Extracted information:
★ ★ ★ ★ ★ ★ ★

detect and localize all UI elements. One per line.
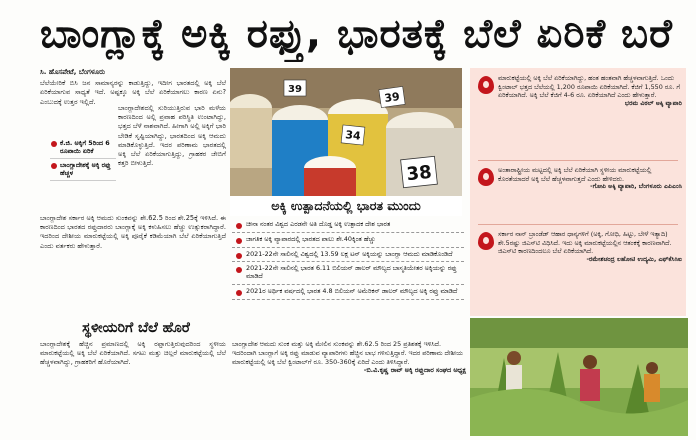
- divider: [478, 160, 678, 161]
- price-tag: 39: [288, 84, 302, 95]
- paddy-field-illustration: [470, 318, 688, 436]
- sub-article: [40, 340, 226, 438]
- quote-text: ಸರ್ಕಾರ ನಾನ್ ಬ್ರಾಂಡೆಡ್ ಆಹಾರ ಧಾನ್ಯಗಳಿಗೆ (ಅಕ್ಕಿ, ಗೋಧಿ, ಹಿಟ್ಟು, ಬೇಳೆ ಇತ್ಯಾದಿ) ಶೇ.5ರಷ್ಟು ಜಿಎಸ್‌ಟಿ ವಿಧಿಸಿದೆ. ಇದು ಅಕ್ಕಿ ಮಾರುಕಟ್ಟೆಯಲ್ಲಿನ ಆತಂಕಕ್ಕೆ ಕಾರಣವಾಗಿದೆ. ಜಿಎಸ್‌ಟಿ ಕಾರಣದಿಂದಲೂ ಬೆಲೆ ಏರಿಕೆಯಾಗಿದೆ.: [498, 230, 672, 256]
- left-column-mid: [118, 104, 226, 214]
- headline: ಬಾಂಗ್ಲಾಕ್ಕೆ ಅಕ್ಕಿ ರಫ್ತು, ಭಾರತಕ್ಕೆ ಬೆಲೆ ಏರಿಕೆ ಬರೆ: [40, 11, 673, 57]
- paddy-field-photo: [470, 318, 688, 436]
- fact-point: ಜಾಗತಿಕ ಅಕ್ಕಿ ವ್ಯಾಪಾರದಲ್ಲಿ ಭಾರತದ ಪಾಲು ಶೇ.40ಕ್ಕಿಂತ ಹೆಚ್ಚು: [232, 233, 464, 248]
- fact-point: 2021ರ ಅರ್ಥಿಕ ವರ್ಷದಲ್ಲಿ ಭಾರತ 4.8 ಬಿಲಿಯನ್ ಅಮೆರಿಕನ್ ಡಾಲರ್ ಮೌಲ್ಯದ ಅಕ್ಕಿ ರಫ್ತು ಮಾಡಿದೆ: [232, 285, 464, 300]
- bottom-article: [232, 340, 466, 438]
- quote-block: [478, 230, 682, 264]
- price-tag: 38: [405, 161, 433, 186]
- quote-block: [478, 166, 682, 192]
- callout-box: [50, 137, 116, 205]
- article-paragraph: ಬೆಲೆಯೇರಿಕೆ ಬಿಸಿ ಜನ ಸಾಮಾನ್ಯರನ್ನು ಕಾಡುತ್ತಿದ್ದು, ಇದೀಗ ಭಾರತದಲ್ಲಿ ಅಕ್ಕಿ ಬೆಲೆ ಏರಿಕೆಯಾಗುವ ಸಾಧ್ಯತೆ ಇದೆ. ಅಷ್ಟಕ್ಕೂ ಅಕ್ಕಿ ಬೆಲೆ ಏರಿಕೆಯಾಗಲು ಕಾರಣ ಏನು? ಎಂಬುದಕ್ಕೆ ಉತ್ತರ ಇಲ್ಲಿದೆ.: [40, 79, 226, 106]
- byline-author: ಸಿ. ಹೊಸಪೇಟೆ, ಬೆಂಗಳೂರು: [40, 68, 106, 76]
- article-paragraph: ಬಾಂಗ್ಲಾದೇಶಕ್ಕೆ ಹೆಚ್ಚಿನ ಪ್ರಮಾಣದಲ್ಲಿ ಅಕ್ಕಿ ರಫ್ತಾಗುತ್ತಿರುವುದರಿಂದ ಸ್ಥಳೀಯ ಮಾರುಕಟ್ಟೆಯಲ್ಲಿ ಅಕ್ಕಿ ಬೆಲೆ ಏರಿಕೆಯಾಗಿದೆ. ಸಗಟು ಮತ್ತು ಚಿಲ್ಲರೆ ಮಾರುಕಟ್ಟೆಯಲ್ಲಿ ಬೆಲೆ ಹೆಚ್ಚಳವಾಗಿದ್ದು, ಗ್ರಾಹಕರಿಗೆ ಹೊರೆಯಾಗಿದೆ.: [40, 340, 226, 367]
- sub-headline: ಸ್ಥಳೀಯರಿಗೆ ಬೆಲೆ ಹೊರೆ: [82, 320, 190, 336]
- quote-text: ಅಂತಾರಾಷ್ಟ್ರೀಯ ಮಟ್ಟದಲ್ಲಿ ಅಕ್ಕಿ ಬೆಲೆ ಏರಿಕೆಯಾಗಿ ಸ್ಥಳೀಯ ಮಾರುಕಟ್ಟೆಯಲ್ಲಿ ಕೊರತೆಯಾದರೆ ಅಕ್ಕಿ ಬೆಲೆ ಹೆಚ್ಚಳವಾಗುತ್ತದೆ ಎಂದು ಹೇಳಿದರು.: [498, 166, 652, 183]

★ ★ ★ ★ ★ ★ ★

Stated problem:
Rewrite the lines of the records above as a numbered list, leaving out any blank lines, starting at the line that contains "- divider: [478, 160, 678, 161]" and ending at the line that contains "- article-paragraph: ಬೆಲೆಯೇರಿಕೆ", both included.

Exercise output:
1. - divider: [478, 160, 678, 161]
2. - price-tag: 39: [288, 84, 302, 95]
3. - paddy-field-illustration: [470, 318, 688, 436]
4. - sub-article: [40, 340, 226, 438]
5. - quote-text: ಸರ್ಕಾರ ನಾನ್ ಬ್ರಾಂಡೆಡ್ ಆಹಾರ ಧಾನ್ಯಗಳಿಗೆ (ಅಕ್ಕಿ, ಗೋಧಿ, ಹಿಟ್ಟು, ಬೇಳೆ ಇತ್ಯಾದಿ) ಶೇ.5ರಷ್ಟು ಜಿಎಸ್‌ಟಿ ವಿಧಿಸಿದೆ. ಇದು ಅಕ್ಕಿ ಮಾರುಕಟ್ಟೆಯಲ್ಲಿನ ಆತಂಕಕ್ಕೆ ಕಾರಣವಾಗಿದೆ. ಜಿಎಸ್‌ಟಿ ಕಾರಣದಿಂದಲೂ ಬೆಲೆ ಏರಿಕೆಯಾಗಿದೆ.: [498, 230, 672, 256]
6. - left-column-mid: [118, 104, 226, 214]
7. - headline: ಬಾಂಗ್ಲಾಕ್ಕೆ ಅಕ್ಕಿ ರಫ್ತು, ಭಾರತಕ್ಕೆ ಬೆಲೆ ಏರಿಕೆ ಬರೆ: [40, 11, 673, 57]
8. - paddy-field-photo: [470, 318, 688, 436]
9. - fact-point: ಜಾಗತಿಕ ಅಕ್ಕಿ ವ್ಯಾಪಾರದಲ್ಲಿ ಭಾರತದ ಪಾಲು ಶೇ.40ಕ್ಕಿಂತ ಹೆಚ್ಚು: [232, 233, 464, 248]
10. - fact-point: 2021ರ ಅರ್ಥಿಕ ವರ್ಷದಲ್ಲಿ ಭಾರತ 4.8 ಬಿಲಿಯನ್ ಅಮೆರಿಕನ್ ಡಾಲರ್ ಮೌಲ್ಯದ ಅಕ್ಕಿ ರಫ್ತು ಮಾಡಿದೆ: [232, 285, 464, 300]
11. - bottom-article: [232, 340, 466, 438]
12. - quote-block: [478, 230, 682, 264]
13. - price-tag: 38: [405, 161, 433, 186]
14. - quote-block: [478, 166, 682, 192]
15. - callout-box: [50, 137, 116, 205]
16. - article-paragraph: ಬೆಲೆಯೇರಿಕೆ ಬಿಸಿ ಜನ ಸಾಮಾನ್ಯರನ್ನು ಕಾಡುತ್ತಿದ್ದು, ಇದೀಗ ಭಾರತದಲ್ಲಿ ಅಕ್ಕಿ ಬೆಲೆ ಏರಿಕೆಯಾಗುವ ಸಾಧ್ಯತೆ ಇದೆ. ಅಷ್ಟಕ್ಕೂ ಅಕ್ಕಿ ಬೆಲೆ ಏರಿಕೆಯಾಗಲು ಕಾರಣ ಏನು? ಎಂಬುದಕ್ಕೆ ಉತ್ತರ ಇಲ್ಲಿದೆ.: [40, 79, 226, 106]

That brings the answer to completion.